GIVEN PROBLEM: Every entry should be repeated exactly. Omit the pictures.

DATA FOR THE TASK:

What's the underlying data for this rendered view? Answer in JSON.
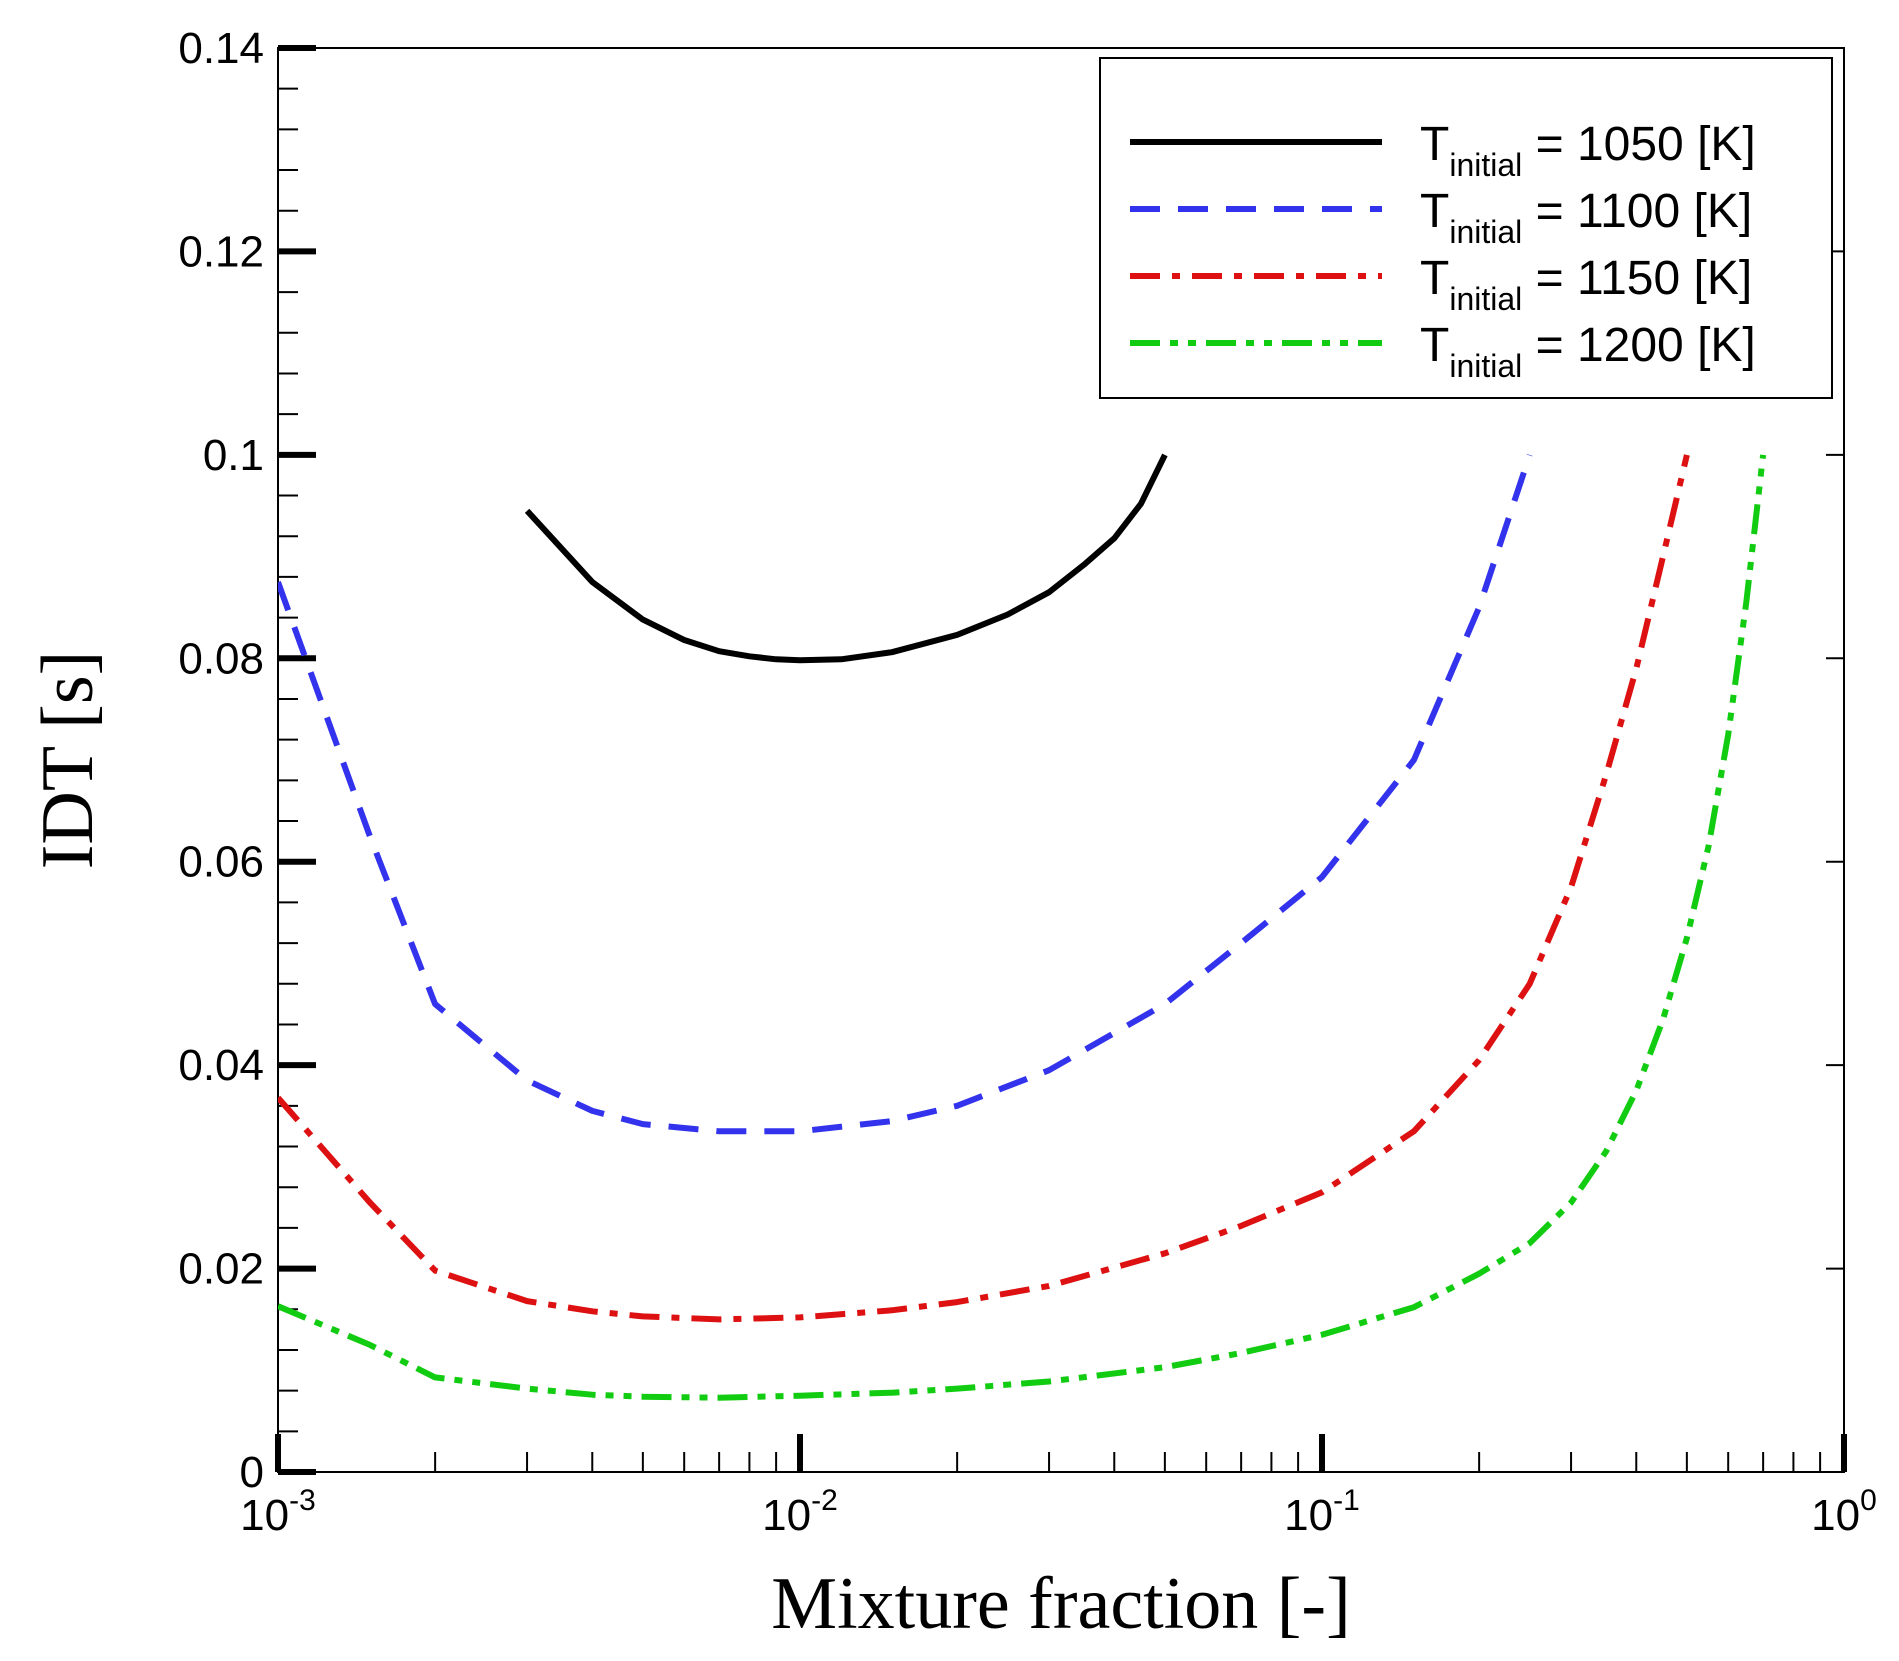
{
  "chart_data": {
    "type": "line",
    "xlabel": "Mixture fraction [-]",
    "ylabel": "IDT [s]",
    "x_scale": "log",
    "xlim": [
      0.001,
      1
    ],
    "ylim": [
      0,
      0.14
    ],
    "x_tick_labels": [
      {
        "base": "10",
        "exp": "-3",
        "value": 0.001
      },
      {
        "base": "10",
        "exp": "-2",
        "value": 0.01
      },
      {
        "base": "10",
        "exp": "-1",
        "value": 0.1
      },
      {
        "base": "10",
        "exp": "0",
        "value": 1
      }
    ],
    "y_tick_labels": [
      {
        "label": "0",
        "value": 0
      },
      {
        "label": "0.02",
        "value": 0.02
      },
      {
        "label": "0.04",
        "value": 0.04
      },
      {
        "label": "0.06",
        "value": 0.06
      },
      {
        "label": "0.08",
        "value": 0.08
      },
      {
        "label": "0.1",
        "value": 0.1
      },
      {
        "label": "0.12",
        "value": 0.12
      },
      {
        "label": "0.14",
        "value": 0.14
      }
    ],
    "grid": false,
    "legend_position": "top-right",
    "series": [
      {
        "legend_main": "T",
        "legend_sub": "initial",
        "legend_rest": " = 1050 [K]",
        "color": "#000000",
        "dash": "solid",
        "points": [
          [
            0.003,
            0.0945
          ],
          [
            0.004,
            0.0875
          ],
          [
            0.005,
            0.0838
          ],
          [
            0.006,
            0.0818
          ],
          [
            0.007,
            0.0807
          ],
          [
            0.008,
            0.0802
          ],
          [
            0.009,
            0.0799
          ],
          [
            0.01,
            0.0798
          ],
          [
            0.012,
            0.0799
          ],
          [
            0.015,
            0.0806
          ],
          [
            0.02,
            0.0823
          ],
          [
            0.025,
            0.0843
          ],
          [
            0.03,
            0.0865
          ],
          [
            0.035,
            0.0892
          ],
          [
            0.04,
            0.0918
          ],
          [
            0.045,
            0.0952
          ],
          [
            0.05,
            0.1
          ]
        ]
      },
      {
        "legend_main": "T",
        "legend_sub": "initial",
        "legend_rest": " = 1100 [K]",
        "color": "#3333ee",
        "dash": "dashed",
        "points": [
          [
            0.001,
            0.0875
          ],
          [
            0.0015,
            0.0625
          ],
          [
            0.002,
            0.046
          ],
          [
            0.003,
            0.0385
          ],
          [
            0.004,
            0.0355
          ],
          [
            0.005,
            0.0342
          ],
          [
            0.007,
            0.0335
          ],
          [
            0.01,
            0.0335
          ],
          [
            0.015,
            0.0345
          ],
          [
            0.02,
            0.036
          ],
          [
            0.03,
            0.0395
          ],
          [
            0.05,
            0.046
          ],
          [
            0.07,
            0.052
          ],
          [
            0.1,
            0.0585
          ],
          [
            0.15,
            0.07
          ],
          [
            0.2,
            0.085
          ],
          [
            0.25,
            0.1
          ]
        ]
      },
      {
        "legend_main": "T",
        "legend_sub": "initial",
        "legend_rest": " = 1150 [K]",
        "color": "#dd1111",
        "dash": "dashdot",
        "points": [
          [
            0.001,
            0.0368
          ],
          [
            0.0015,
            0.0265
          ],
          [
            0.002,
            0.0198
          ],
          [
            0.003,
            0.0168
          ],
          [
            0.004,
            0.0158
          ],
          [
            0.005,
            0.0153
          ],
          [
            0.007,
            0.015
          ],
          [
            0.01,
            0.0152
          ],
          [
            0.015,
            0.0159
          ],
          [
            0.02,
            0.0167
          ],
          [
            0.03,
            0.0183
          ],
          [
            0.05,
            0.0215
          ],
          [
            0.07,
            0.0242
          ],
          [
            0.1,
            0.0275
          ],
          [
            0.15,
            0.0335
          ],
          [
            0.2,
            0.0405
          ],
          [
            0.25,
            0.048
          ],
          [
            0.3,
            0.0575
          ],
          [
            0.35,
            0.0685
          ],
          [
            0.4,
            0.079
          ],
          [
            0.45,
            0.09
          ],
          [
            0.5,
            0.1
          ]
        ]
      },
      {
        "legend_main": "T",
        "legend_sub": "initial",
        "legend_rest": " = 1200 [K]",
        "color": "#11cc11",
        "dash": "dashdotdot",
        "points": [
          [
            0.001,
            0.0163
          ],
          [
            0.0015,
            0.0125
          ],
          [
            0.002,
            0.0093
          ],
          [
            0.003,
            0.0082
          ],
          [
            0.004,
            0.0076
          ],
          [
            0.005,
            0.0074
          ],
          [
            0.007,
            0.0073
          ],
          [
            0.01,
            0.0075
          ],
          [
            0.015,
            0.0078
          ],
          [
            0.02,
            0.0082
          ],
          [
            0.03,
            0.0089
          ],
          [
            0.05,
            0.0103
          ],
          [
            0.07,
            0.0117
          ],
          [
            0.1,
            0.0135
          ],
          [
            0.15,
            0.0162
          ],
          [
            0.2,
            0.0195
          ],
          [
            0.25,
            0.0225
          ],
          [
            0.3,
            0.0265
          ],
          [
            0.35,
            0.0315
          ],
          [
            0.4,
            0.0375
          ],
          [
            0.45,
            0.0445
          ],
          [
            0.5,
            0.0525
          ],
          [
            0.55,
            0.0615
          ],
          [
            0.6,
            0.0725
          ],
          [
            0.65,
            0.0855
          ],
          [
            0.7,
            0.1
          ]
        ]
      }
    ]
  }
}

EXERCISE SOLUTION:
What's the underlying data for this rendered view? Answer in JSON.
{
  "chart_data": {
    "type": "line",
    "xlabel": "Mixture fraction [-]",
    "ylabel": "IDT [s]",
    "x_scale": "log",
    "xlim": [
      0.001,
      1
    ],
    "ylim": [
      0,
      0.14
    ],
    "x_tick_labels": [
      {
        "base": "10",
        "exp": "-3",
        "value": 0.001
      },
      {
        "base": "10",
        "exp": "-2",
        "value": 0.01
      },
      {
        "base": "10",
        "exp": "-1",
        "value": 0.1
      },
      {
        "base": "10",
        "exp": "0",
        "value": 1
      }
    ],
    "y_tick_labels": [
      {
        "label": "0",
        "value": 0
      },
      {
        "label": "0.02",
        "value": 0.02
      },
      {
        "label": "0.04",
        "value": 0.04
      },
      {
        "label": "0.06",
        "value": 0.06
      },
      {
        "label": "0.08",
        "value": 0.08
      },
      {
        "label": "0.1",
        "value": 0.1
      },
      {
        "label": "0.12",
        "value": 0.12
      },
      {
        "label": "0.14",
        "value": 0.14
      }
    ],
    "grid": false,
    "legend_position": "top-right",
    "series": [
      {
        "legend_main": "T",
        "legend_sub": "initial",
        "legend_rest": " = 1050 [K]",
        "color": "#000000",
        "dash": "solid",
        "points": [
          [
            0.003,
            0.0945
          ],
          [
            0.004,
            0.0875
          ],
          [
            0.005,
            0.0838
          ],
          [
            0.006,
            0.0818
          ],
          [
            0.007,
            0.0807
          ],
          [
            0.008,
            0.0802
          ],
          [
            0.009,
            0.0799
          ],
          [
            0.01,
            0.0798
          ],
          [
            0.012,
            0.0799
          ],
          [
            0.015,
            0.0806
          ],
          [
            0.02,
            0.0823
          ],
          [
            0.025,
            0.0843
          ],
          [
            0.03,
            0.0865
          ],
          [
            0.035,
            0.0892
          ],
          [
            0.04,
            0.0918
          ],
          [
            0.045,
            0.0952
          ],
          [
            0.05,
            0.1
          ]
        ]
      },
      {
        "legend_main": "T",
        "legend_sub": "initial",
        "legend_rest": " = 1100 [K]",
        "color": "#3333ee",
        "dash": "dashed",
        "points": [
          [
            0.001,
            0.0875
          ],
          [
            0.0015,
            0.0625
          ],
          [
            0.002,
            0.046
          ],
          [
            0.003,
            0.0385
          ],
          [
            0.004,
            0.0355
          ],
          [
            0.005,
            0.0342
          ],
          [
            0.007,
            0.0335
          ],
          [
            0.01,
            0.0335
          ],
          [
            0.015,
            0.0345
          ],
          [
            0.02,
            0.036
          ],
          [
            0.03,
            0.0395
          ],
          [
            0.05,
            0.046
          ],
          [
            0.07,
            0.052
          ],
          [
            0.1,
            0.0585
          ],
          [
            0.15,
            0.07
          ],
          [
            0.2,
            0.085
          ],
          [
            0.25,
            0.1
          ]
        ]
      },
      {
        "legend_main": "T",
        "legend_sub": "initial",
        "legend_rest": " = 1150 [K]",
        "color": "#dd1111",
        "dash": "dashdot",
        "points": [
          [
            0.001,
            0.0368
          ],
          [
            0.0015,
            0.0265
          ],
          [
            0.002,
            0.0198
          ],
          [
            0.003,
            0.0168
          ],
          [
            0.004,
            0.0158
          ],
          [
            0.005,
            0.0153
          ],
          [
            0.007,
            0.015
          ],
          [
            0.01,
            0.0152
          ],
          [
            0.015,
            0.0159
          ],
          [
            0.02,
            0.0167
          ],
          [
            0.03,
            0.0183
          ],
          [
            0.05,
            0.0215
          ],
          [
            0.07,
            0.0242
          ],
          [
            0.1,
            0.0275
          ],
          [
            0.15,
            0.0335
          ],
          [
            0.2,
            0.0405
          ],
          [
            0.25,
            0.048
          ],
          [
            0.3,
            0.0575
          ],
          [
            0.35,
            0.0685
          ],
          [
            0.4,
            0.079
          ],
          [
            0.45,
            0.09
          ],
          [
            0.5,
            0.1
          ]
        ]
      },
      {
        "legend_main": "T",
        "legend_sub": "initial",
        "legend_rest": " = 1200 [K]",
        "color": "#11cc11",
        "dash": "dashdotdot",
        "points": [
          [
            0.001,
            0.0163
          ],
          [
            0.0015,
            0.0125
          ],
          [
            0.002,
            0.0093
          ],
          [
            0.003,
            0.0082
          ],
          [
            0.004,
            0.0076
          ],
          [
            0.005,
            0.0074
          ],
          [
            0.007,
            0.0073
          ],
          [
            0.01,
            0.0075
          ],
          [
            0.015,
            0.0078
          ],
          [
            0.02,
            0.0082
          ],
          [
            0.03,
            0.0089
          ],
          [
            0.05,
            0.0103
          ],
          [
            0.07,
            0.0117
          ],
          [
            0.1,
            0.0135
          ],
          [
            0.15,
            0.0162
          ],
          [
            0.2,
            0.0195
          ],
          [
            0.25,
            0.0225
          ],
          [
            0.3,
            0.0265
          ],
          [
            0.35,
            0.0315
          ],
          [
            0.4,
            0.0375
          ],
          [
            0.45,
            0.0445
          ],
          [
            0.5,
            0.0525
          ],
          [
            0.55,
            0.0615
          ],
          [
            0.6,
            0.0725
          ],
          [
            0.65,
            0.0855
          ],
          [
            0.7,
            0.1
          ]
        ]
      }
    ]
  }
}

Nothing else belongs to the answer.